═════ Materials provided ═════

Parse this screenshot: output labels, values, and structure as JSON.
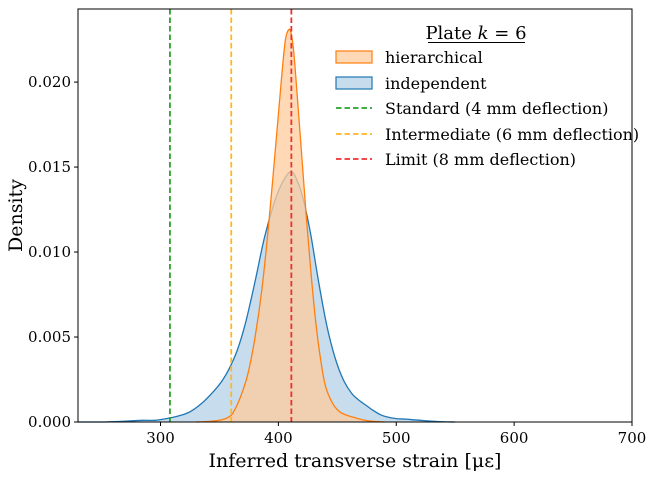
{
  "chart_data": {
    "type": "area",
    "title": "",
    "legend_title": "Plate k = 6",
    "legend_title_parts": {
      "prefix": "Plate ",
      "var": "k",
      "suffix": " = 6"
    },
    "xlabel": "Inferred transverse strain [με]",
    "xlabel_parts": {
      "text": "Inferred transverse strain ",
      "unit": "[με]"
    },
    "ylabel": "Density",
    "xlim": [
      230,
      700
    ],
    "ylim": [
      0,
      0.0243
    ],
    "x_ticks": [
      300,
      400,
      500,
      600,
      700
    ],
    "x_tick_labels": [
      "300",
      "400",
      "500",
      "600",
      "700"
    ],
    "y_ticks": [
      0,
      0.005,
      0.01,
      0.015,
      0.02
    ],
    "y_tick_labels": [
      "0.000",
      "0.005",
      "0.010",
      "0.015",
      "0.020"
    ],
    "legend_position": "top-right",
    "series": [
      {
        "name": "hierarchical",
        "kind": "density",
        "line_color": "#ff7f0e",
        "fill_color": "#ffcc9e",
        "fill_opacity": 0.75,
        "x": [
          330,
          340,
          350,
          358,
          362,
          368,
          374,
          380,
          386,
          392,
          398,
          403,
          406,
          409,
          411,
          413,
          416,
          420,
          424,
          428,
          432,
          436,
          440,
          446,
          452,
          458,
          465,
          472,
          480,
          490
        ],
        "y": [
          0.0,
          3e-05,
          0.0001,
          0.0003,
          0.0006,
          0.0015,
          0.0028,
          0.0049,
          0.0078,
          0.0118,
          0.0165,
          0.0205,
          0.0225,
          0.0231,
          0.0228,
          0.0218,
          0.0192,
          0.0155,
          0.0118,
          0.0085,
          0.0057,
          0.0036,
          0.0021,
          0.0011,
          0.0006,
          0.0004,
          0.00025,
          0.00012,
          4e-05,
          0.0
        ]
      },
      {
        "name": "independent",
        "kind": "density",
        "line_color": "#1f77b4",
        "fill_color": "#a9c9e4",
        "fill_opacity": 0.65,
        "x": [
          230,
          250,
          270,
          285,
          295,
          305,
          315,
          325,
          335,
          345,
          352,
          358,
          365,
          372,
          380,
          388,
          396,
          402,
          408,
          411,
          414,
          420,
          427,
          434,
          441,
          448,
          455,
          462,
          468,
          474,
          480,
          486,
          492,
          500,
          508,
          516,
          524,
          535,
          550
        ],
        "y": [
          0.0,
          0.0,
          5e-05,
          0.0001,
          0.0001,
          0.0002,
          0.00035,
          0.0006,
          0.0011,
          0.0018,
          0.0024,
          0.0031,
          0.0042,
          0.0058,
          0.0082,
          0.0108,
          0.0128,
          0.0139,
          0.0146,
          0.0147,
          0.0145,
          0.0134,
          0.0112,
          0.0083,
          0.0057,
          0.0038,
          0.0025,
          0.0017,
          0.0013,
          0.001,
          0.0007,
          0.00045,
          0.0003,
          0.0002,
          0.00017,
          0.00012,
          8e-05,
          3e-05,
          0.0
        ]
      }
    ],
    "reference_lines": [
      {
        "name": "Standard (4 mm deflection)",
        "x": 308,
        "color": "#2ca02c"
      },
      {
        "name": "Intermediate (6 mm deflection)",
        "x": 360,
        "color": "#ffb627"
      },
      {
        "name": "Limit (8 mm deflection)",
        "x": 411,
        "color": "#ee3030"
      }
    ]
  }
}
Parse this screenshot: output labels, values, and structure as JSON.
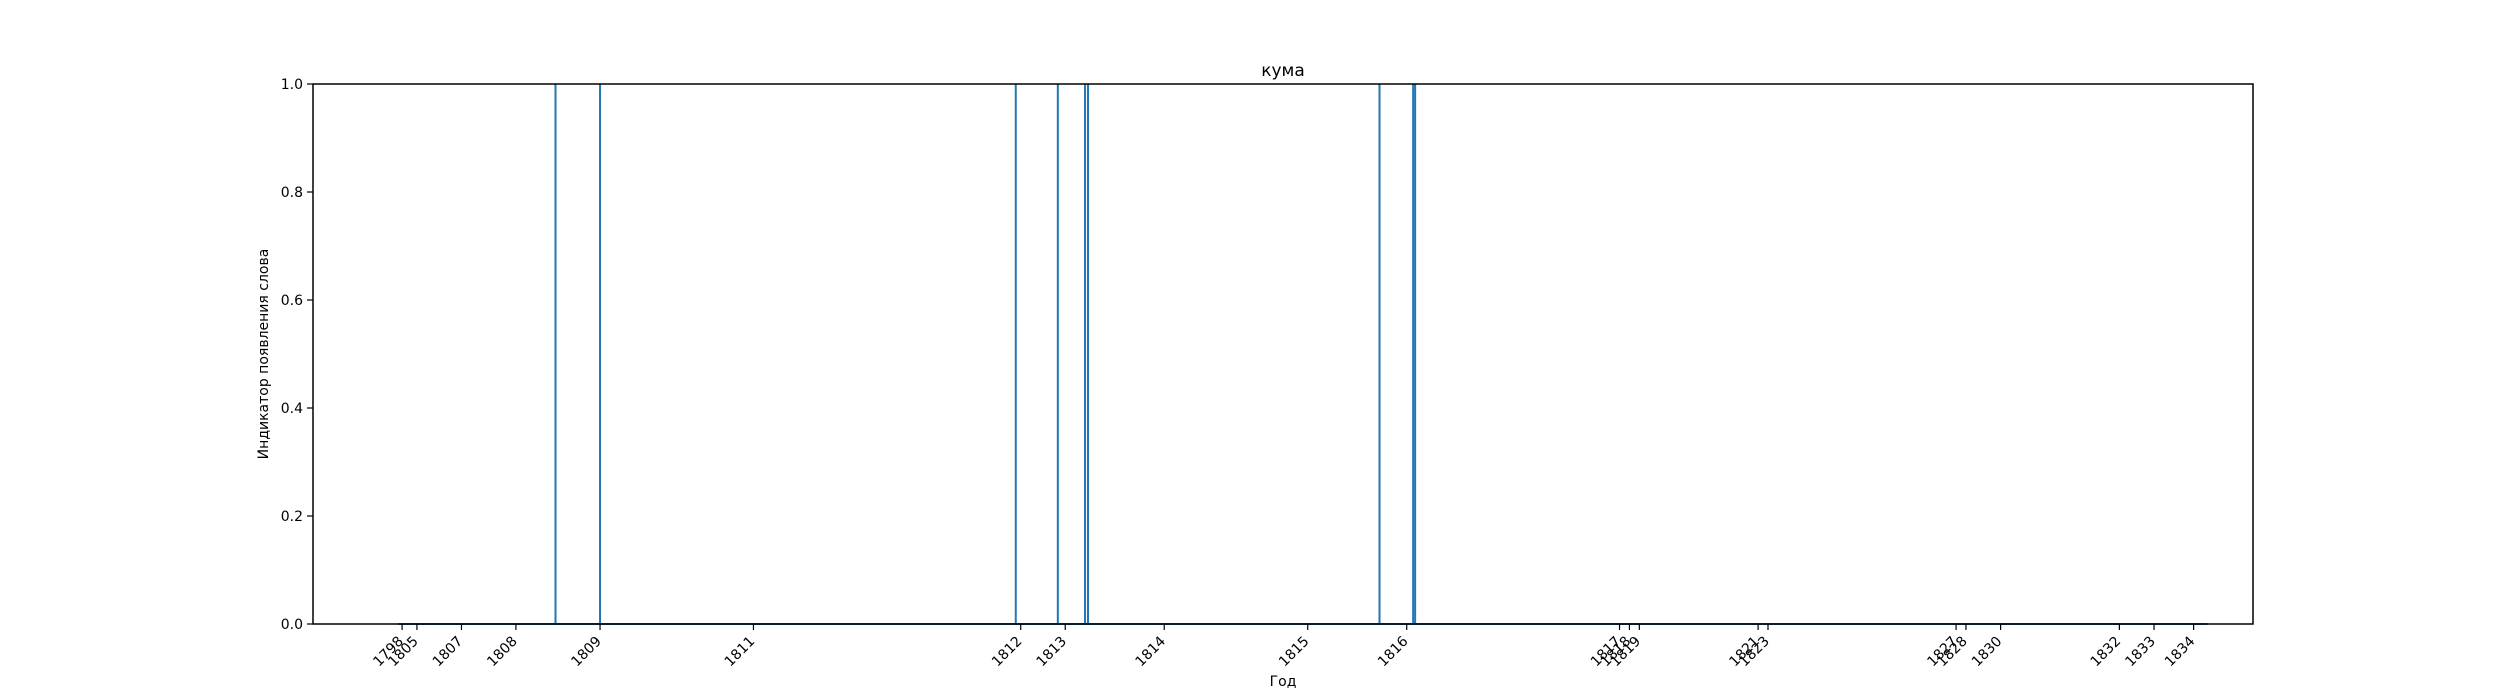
{
  "chart_data": {
    "type": "bar",
    "title": "кума",
    "xlabel": "Год",
    "ylabel": "Индикатор появления слова",
    "xlim": [
      1797.4,
      1836.6
    ],
    "ylim": [
      0,
      1
    ],
    "y_ticks": [
      0,
      0.2,
      0.4,
      0.6,
      0.8,
      1
    ],
    "y_tick_labels": [
      "0.0",
      "0.2",
      "0.4",
      "0.6",
      "0.8",
      "1.0"
    ],
    "x_ticks": [
      {
        "value": 1799.2,
        "label": "1798"
      },
      {
        "value": 1799.5,
        "label": "1805"
      },
      {
        "value": 1800.4,
        "label": "1807"
      },
      {
        "value": 1801.5,
        "label": "1808"
      },
      {
        "value": 1803.2,
        "label": "1809"
      },
      {
        "value": 1806.3,
        "label": "1811"
      },
      {
        "value": 1811.7,
        "label": "1812"
      },
      {
        "value": 1812.6,
        "label": "1813"
      },
      {
        "value": 1814.6,
        "label": "1814"
      },
      {
        "value": 1817.5,
        "label": "1815"
      },
      {
        "value": 1819.5,
        "label": "1816"
      },
      {
        "value": 1823.8,
        "label": "1817"
      },
      {
        "value": 1824.0,
        "label": "1818"
      },
      {
        "value": 1824.2,
        "label": "1819"
      },
      {
        "value": 1826.6,
        "label": "1821"
      },
      {
        "value": 1826.8,
        "label": "1823"
      },
      {
        "value": 1830.6,
        "label": "1827"
      },
      {
        "value": 1830.8,
        "label": "1828"
      },
      {
        "value": 1831.5,
        "label": "1830"
      },
      {
        "value": 1833.9,
        "label": "1832"
      },
      {
        "value": 1834.6,
        "label": "1833"
      },
      {
        "value": 1835.4,
        "label": "1834"
      }
    ],
    "series": [
      {
        "color": "#1f77b4",
        "points": [
          {
            "x": 1802.3,
            "y": 1
          },
          {
            "x": 1803.2,
            "y": 1
          },
          {
            "x": 1811.6,
            "y": 1
          },
          {
            "x": 1812.45,
            "y": 1
          },
          {
            "x": 1813.0,
            "y": 1
          },
          {
            "x": 1813.06,
            "y": 1
          },
          {
            "x": 1818.95,
            "y": 1
          },
          {
            "x": 1819.63,
            "y": 1
          },
          {
            "x": 1819.67,
            "y": 1
          }
        ]
      }
    ],
    "grid": false
  }
}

═════

What this task involves:
Copy each line in full and exactly, omitting any picture.

Exercise solution:
Parse this screenshot: output labels, values, and structure as JSON.
{
  "chart_data": {
    "type": "area",
    "title": "",
    "legend_title": "Plate k = 6",
    "legend_title_parts": {
      "prefix": "Plate ",
      "var": "k",
      "suffix": " = 6"
    },
    "xlabel": "Inferred transverse strain [με]",
    "xlabel_parts": {
      "text": "Inferred transverse strain ",
      "unit": "[με]"
    },
    "ylabel": "Density",
    "xlim": [
      230,
      700
    ],
    "ylim": [
      0,
      0.0243
    ],
    "x_ticks": [
      300,
      400,
      500,
      600,
      700
    ],
    "x_tick_labels": [
      "300",
      "400",
      "500",
      "600",
      "700"
    ],
    "y_ticks": [
      0,
      0.005,
      0.01,
      0.015,
      0.02
    ],
    "y_tick_labels": [
      "0.000",
      "0.005",
      "0.010",
      "0.015",
      "0.020"
    ],
    "legend_position": "top-right",
    "series": [
      {
        "name": "hierarchical",
        "kind": "density",
        "line_color": "#ff7f0e",
        "fill_color": "#ffcc9e",
        "fill_opacity": 0.75,
        "x": [
          330,
          340,
          350,
          358,
          362,
          368,
          374,
          380,
          386,
          392,
          398,
          403,
          406,
          409,
          411,
          413,
          416,
          420,
          424,
          428,
          432,
          436,
          440,
          446,
          452,
          458,
          465,
          472,
          480,
          490
        ],
        "y": [
          0.0,
          3e-05,
          0.0001,
          0.0003,
          0.0006,
          0.0015,
          0.0028,
          0.0049,
          0.0078,
          0.0118,
          0.0165,
          0.0205,
          0.0225,
          0.0231,
          0.0228,
          0.0218,
          0.0192,
          0.0155,
          0.0118,
          0.0085,
          0.0057,
          0.0036,
          0.0021,
          0.0011,
          0.0006,
          0.0004,
          0.00025,
          0.00012,
          4e-05,
          0.0
        ]
      },
      {
        "name": "independent",
        "kind": "density",
        "line_color": "#1f77b4",
        "fill_color": "#a9c9e4",
        "fill_opacity": 0.65,
        "x": [
          230,
          250,
          270,
          285,
          295,
          305,
          315,
          325,
          335,
          345,
          352,
          358,
          365,
          372,
          380,
          388,
          396,
          402,
          408,
          411,
          414,
          420,
          427,
          434,
          441,
          448,
          455,
          462,
          468,
          474,
          480,
          486,
          492,
          500,
          508,
          516,
          524,
          535,
          550
        ],
        "y": [
          0.0,
          0.0,
          5e-05,
          0.0001,
          0.0001,
          0.0002,
          0.00035,
          0.0006,
          0.0011,
          0.0018,
          0.0024,
          0.0031,
          0.0042,
          0.0058,
          0.0082,
          0.0108,
          0.0128,
          0.0139,
          0.0146,
          0.0147,
          0.0145,
          0.0134,
          0.0112,
          0.0083,
          0.0057,
          0.0038,
          0.0025,
          0.0017,
          0.0013,
          0.001,
          0.0007,
          0.00045,
          0.0003,
          0.0002,
          0.00017,
          0.00012,
          8e-05,
          3e-05,
          0.0
        ]
      }
    ],
    "reference_lines": [
      {
        "name": "Standard (4 mm deflection)",
        "x": 308,
        "color": "#2ca02c"
      },
      {
        "name": "Intermediate (6 mm deflection)",
        "x": 360,
        "color": "#ffb627"
      },
      {
        "name": "Limit (8 mm deflection)",
        "x": 411,
        "color": "#ee3030"
      }
    ]
  }
}
Parse this screenshot: output labels, values, and structure as JSON.
{
  "chart_data": {
    "type": "bar",
    "title": "кума",
    "xlabel": "Год",
    "ylabel": "Индикатор появления слова",
    "xlim": [
      1797.4,
      1836.6
    ],
    "ylim": [
      0,
      1
    ],
    "y_ticks": [
      0,
      0.2,
      0.4,
      0.6,
      0.8,
      1
    ],
    "y_tick_labels": [
      "0.0",
      "0.2",
      "0.4",
      "0.6",
      "0.8",
      "1.0"
    ],
    "x_ticks": [
      {
        "value": 1799.2,
        "label": "1798"
      },
      {
        "value": 1799.5,
        "label": "1805"
      },
      {
        "value": 1800.4,
        "label": "1807"
      },
      {
        "value": 1801.5,
        "label": "1808"
      },
      {
        "value": 1803.2,
        "label": "1809"
      },
      {
        "value": 1806.3,
        "label": "1811"
      },
      {
        "value": 1811.7,
        "label": "1812"
      },
      {
        "value": 1812.6,
        "label": "1813"
      },
      {
        "value": 1814.6,
        "label": "1814"
      },
      {
        "value": 1817.5,
        "label": "1815"
      },
      {
        "value": 1819.5,
        "label": "1816"
      },
      {
        "value": 1823.8,
        "label": "1817"
      },
      {
        "value": 1824.0,
        "label": "1818"
      },
      {
        "value": 1824.2,
        "label": "1819"
      },
      {
        "value": 1826.6,
        "label": "1821"
      },
      {
        "value": 1826.8,
        "label": "1823"
      },
      {
        "value": 1830.6,
        "label": "1827"
      },
      {
        "value": 1830.8,
        "label": "1828"
      },
      {
        "value": 1831.5,
        "label": "1830"
      },
      {
        "value": 1833.9,
        "label": "1832"
      },
      {
        "value": 1834.6,
        "label": "1833"
      },
      {
        "value": 1835.4,
        "label": "1834"
      }
    ],
    "series": [
      {
        "color": "#1f77b4",
        "points": [
          {
            "x": 1802.3,
            "y": 1
          },
          {
            "x": 1803.2,
            "y": 1
          },
          {
            "x": 1811.6,
            "y": 1
          },
          {
            "x": 1812.45,
            "y": 1
          },
          {
            "x": 1813.0,
            "y": 1
          },
          {
            "x": 1813.06,
            "y": 1
          },
          {
            "x": 1818.95,
            "y": 1
          },
          {
            "x": 1819.63,
            "y": 1
          },
          {
            "x": 1819.67,
            "y": 1
          }
        ]
      }
    ],
    "grid": false
  }
}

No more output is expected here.